**STATED EXERCISE**
Scan the following material for the string "JSON" and copy each line in which it appears.

**INFORMATION SUPPLIED**
━━━━━━━━━━

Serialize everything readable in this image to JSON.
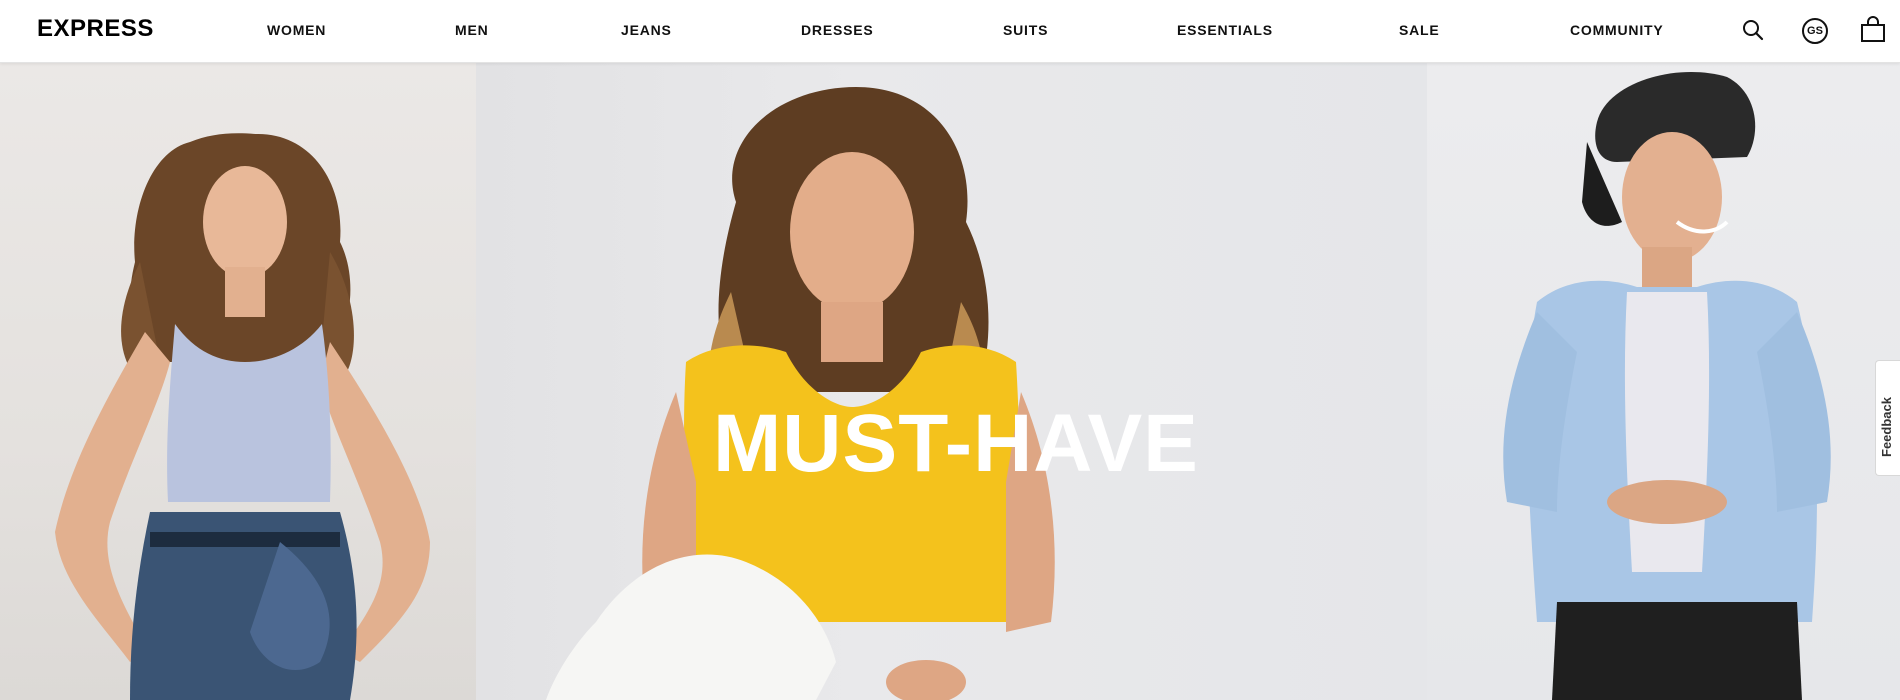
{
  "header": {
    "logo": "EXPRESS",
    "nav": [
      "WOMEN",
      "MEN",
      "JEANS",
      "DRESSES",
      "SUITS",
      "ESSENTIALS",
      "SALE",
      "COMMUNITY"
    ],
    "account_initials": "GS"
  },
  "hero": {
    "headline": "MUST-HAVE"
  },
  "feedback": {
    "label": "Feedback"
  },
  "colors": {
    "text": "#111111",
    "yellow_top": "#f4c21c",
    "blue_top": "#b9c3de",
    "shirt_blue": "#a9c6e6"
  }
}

━━━━━━━━━━

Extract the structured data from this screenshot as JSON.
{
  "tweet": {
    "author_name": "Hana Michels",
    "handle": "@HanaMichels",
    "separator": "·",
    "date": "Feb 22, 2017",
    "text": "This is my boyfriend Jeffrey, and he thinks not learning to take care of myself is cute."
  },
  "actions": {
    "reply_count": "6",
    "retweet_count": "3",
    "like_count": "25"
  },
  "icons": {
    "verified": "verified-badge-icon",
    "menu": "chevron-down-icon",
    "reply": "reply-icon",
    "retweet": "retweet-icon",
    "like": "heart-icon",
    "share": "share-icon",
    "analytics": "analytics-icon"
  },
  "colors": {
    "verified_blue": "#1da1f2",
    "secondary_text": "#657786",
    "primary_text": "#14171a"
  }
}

━━━━━━━━━━

**EXPECTED ANSWER**
Serialize everything readable in this image to JSON.
Extract the structured data from this screenshot as JSON.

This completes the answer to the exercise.